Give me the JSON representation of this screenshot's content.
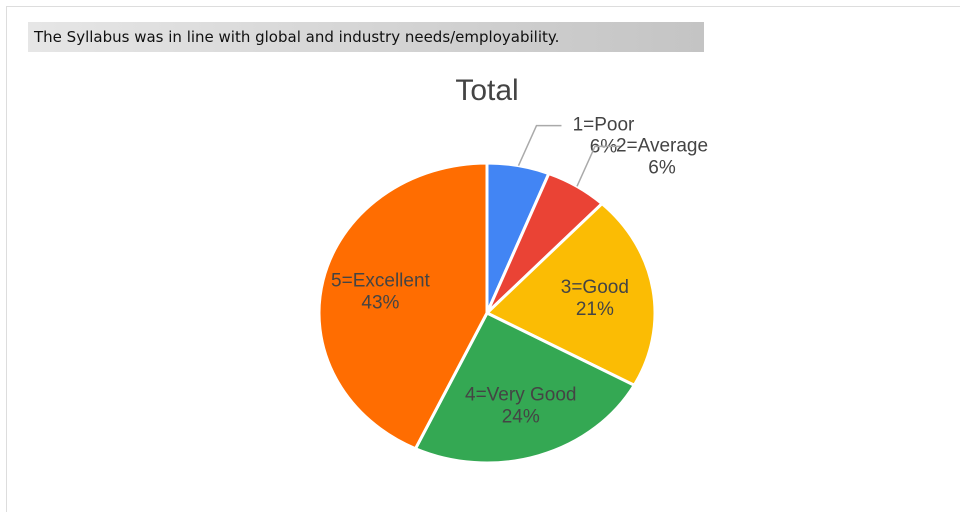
{
  "header": {
    "text": "The Syllabus was in line with global and industry needs/employability."
  },
  "chart_data": {
    "type": "pie",
    "title": "Total",
    "categories": [
      "1=Poor",
      "2=Average",
      "3=Good",
      "4=Very Good",
      "5=Excellent"
    ],
    "values": [
      6,
      6,
      21,
      24,
      43
    ],
    "value_labels": [
      "6%",
      "6%",
      "21%",
      "24%",
      "43%"
    ],
    "colors": [
      "#4285f4",
      "#ea4335",
      "#fbbc04",
      "#34a853",
      "#ff6d01"
    ]
  }
}
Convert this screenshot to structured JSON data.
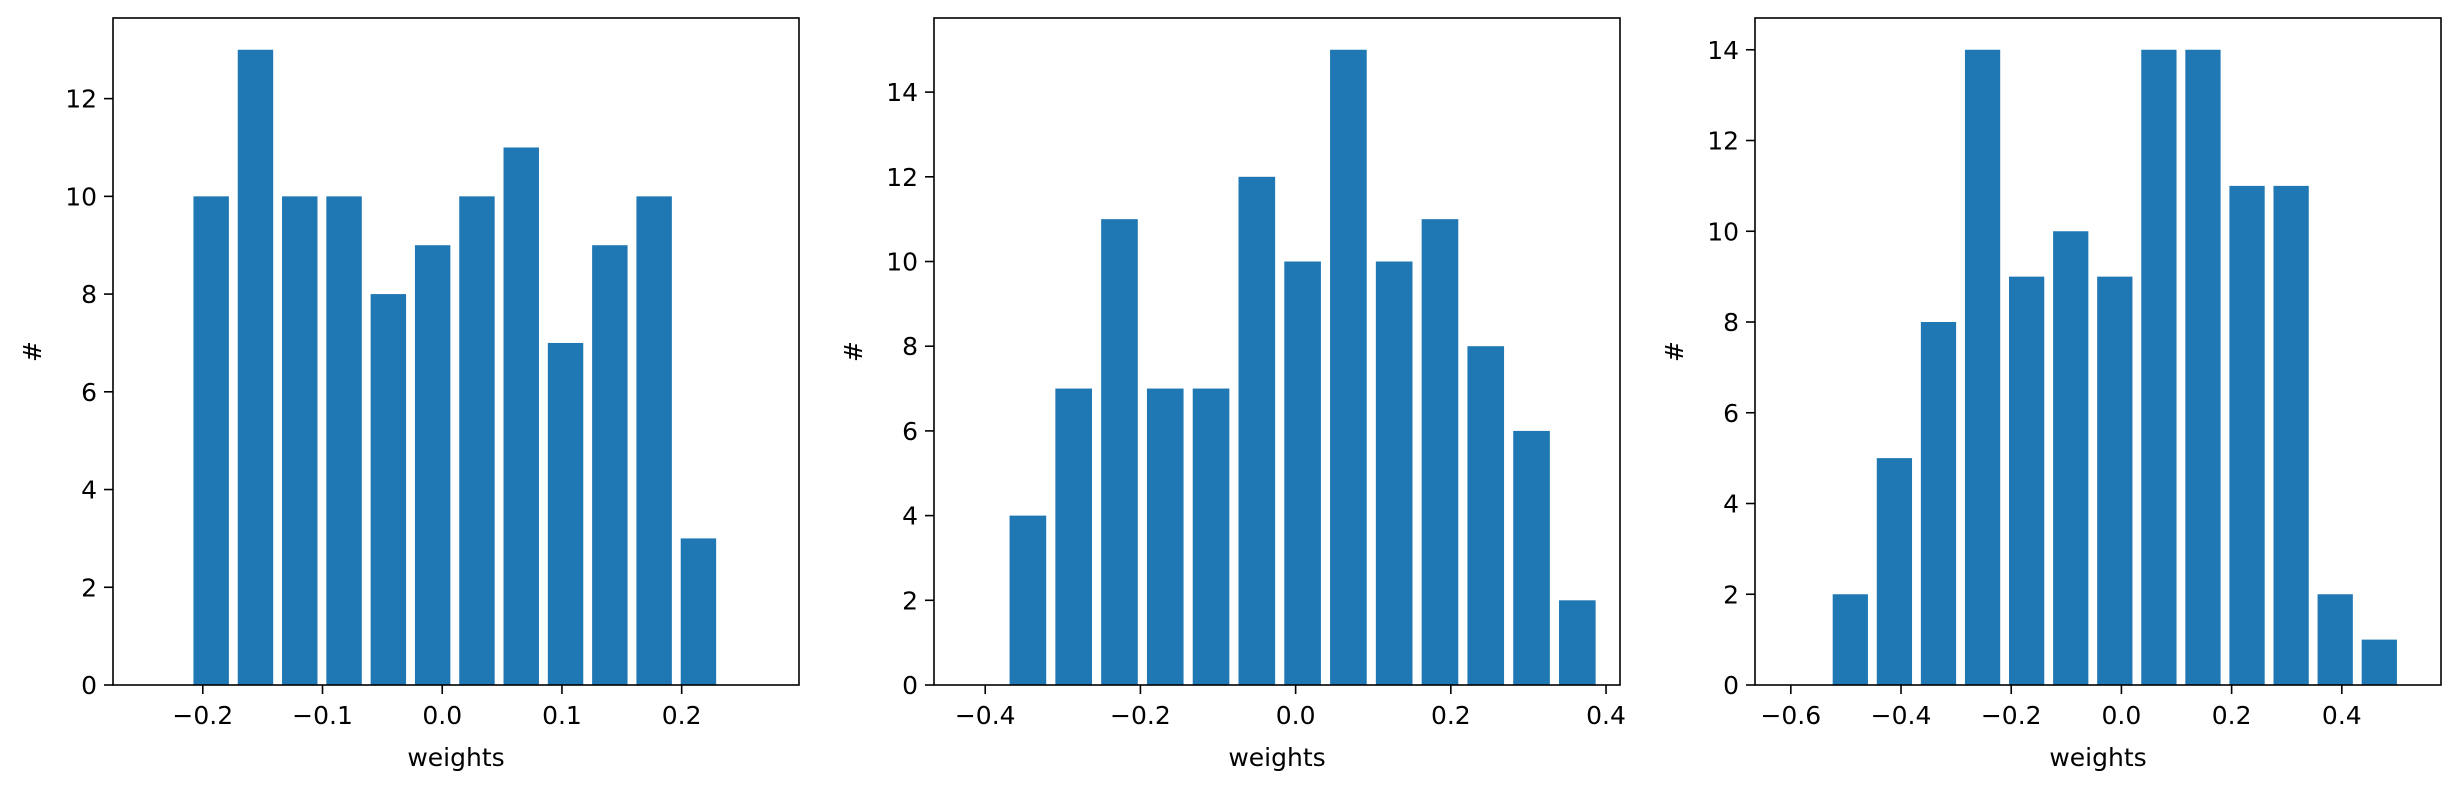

##########

## What you have to do
Extract the entries in full, exactly as they are, minus the pictures.

## Written answer
Give me the JSON representation of this screenshot's content.
{
  "header": {
    "text": "The Syllabus was in line with global and industry needs/employability."
  },
  "chart_data": {
    "type": "pie",
    "title": "Total",
    "categories": [
      "1=Poor",
      "2=Average",
      "3=Good",
      "4=Very Good",
      "5=Excellent"
    ],
    "values": [
      6,
      6,
      21,
      24,
      43
    ],
    "value_labels": [
      "6%",
      "6%",
      "21%",
      "24%",
      "43%"
    ],
    "colors": [
      "#4285f4",
      "#ea4335",
      "#fbbc04",
      "#34a853",
      "#ff6d01"
    ]
  }
}
Convert this screenshot to structured JSON data.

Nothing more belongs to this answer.